» PROBLEM DETAILS:
Lines containing the word "muda" are to be located and copied.

» DATA LISTING:

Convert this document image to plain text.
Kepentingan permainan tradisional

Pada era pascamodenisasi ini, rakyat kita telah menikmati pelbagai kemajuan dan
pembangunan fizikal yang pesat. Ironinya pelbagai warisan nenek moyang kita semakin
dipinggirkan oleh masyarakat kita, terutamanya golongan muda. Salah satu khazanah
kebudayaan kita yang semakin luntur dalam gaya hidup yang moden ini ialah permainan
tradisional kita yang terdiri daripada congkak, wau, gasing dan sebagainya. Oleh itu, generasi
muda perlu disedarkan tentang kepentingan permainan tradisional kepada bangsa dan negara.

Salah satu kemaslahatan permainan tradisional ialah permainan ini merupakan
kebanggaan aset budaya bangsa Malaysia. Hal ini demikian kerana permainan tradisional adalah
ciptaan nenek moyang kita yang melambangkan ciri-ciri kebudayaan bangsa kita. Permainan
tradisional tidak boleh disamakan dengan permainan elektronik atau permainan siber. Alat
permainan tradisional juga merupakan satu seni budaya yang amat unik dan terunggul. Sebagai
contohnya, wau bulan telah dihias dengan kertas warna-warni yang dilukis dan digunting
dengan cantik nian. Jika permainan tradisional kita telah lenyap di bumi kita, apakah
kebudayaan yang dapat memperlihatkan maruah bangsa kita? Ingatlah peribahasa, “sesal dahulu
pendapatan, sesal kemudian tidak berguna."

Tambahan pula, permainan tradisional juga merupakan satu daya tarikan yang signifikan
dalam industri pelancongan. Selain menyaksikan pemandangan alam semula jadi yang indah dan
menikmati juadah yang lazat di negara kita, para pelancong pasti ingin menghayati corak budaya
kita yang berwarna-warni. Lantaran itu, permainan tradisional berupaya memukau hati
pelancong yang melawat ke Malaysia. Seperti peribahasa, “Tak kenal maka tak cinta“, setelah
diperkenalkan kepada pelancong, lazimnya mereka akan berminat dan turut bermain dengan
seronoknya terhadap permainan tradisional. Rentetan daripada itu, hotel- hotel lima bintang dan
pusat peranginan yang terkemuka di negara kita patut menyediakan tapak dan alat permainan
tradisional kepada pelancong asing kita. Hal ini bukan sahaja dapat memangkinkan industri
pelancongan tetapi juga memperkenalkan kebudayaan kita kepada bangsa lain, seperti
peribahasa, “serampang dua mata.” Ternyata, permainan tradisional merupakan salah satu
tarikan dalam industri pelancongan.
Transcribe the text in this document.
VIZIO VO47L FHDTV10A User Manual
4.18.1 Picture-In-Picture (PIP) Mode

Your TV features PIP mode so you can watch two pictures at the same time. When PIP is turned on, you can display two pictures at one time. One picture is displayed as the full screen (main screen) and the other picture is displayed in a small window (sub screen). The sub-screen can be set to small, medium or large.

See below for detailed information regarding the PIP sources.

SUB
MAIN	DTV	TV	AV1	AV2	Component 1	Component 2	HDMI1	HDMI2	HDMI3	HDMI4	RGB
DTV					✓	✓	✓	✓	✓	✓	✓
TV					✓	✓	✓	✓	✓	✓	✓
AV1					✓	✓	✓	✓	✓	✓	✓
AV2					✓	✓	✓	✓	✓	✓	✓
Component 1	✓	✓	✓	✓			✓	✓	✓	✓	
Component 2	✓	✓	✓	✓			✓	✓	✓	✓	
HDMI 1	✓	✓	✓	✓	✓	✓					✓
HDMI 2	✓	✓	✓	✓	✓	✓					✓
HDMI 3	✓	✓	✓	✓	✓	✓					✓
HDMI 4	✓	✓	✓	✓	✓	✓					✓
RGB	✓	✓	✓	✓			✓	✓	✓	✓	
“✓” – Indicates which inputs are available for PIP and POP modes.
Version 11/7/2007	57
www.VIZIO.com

» RESPONSE TO THE TASK:
dipinggirkan oleh masyarakat kita, terutamanya golongan muda. Salah satu khazanah
muda perlu disedarkan tentang kepentingan permainan tradisional kepada bangsa dan negara.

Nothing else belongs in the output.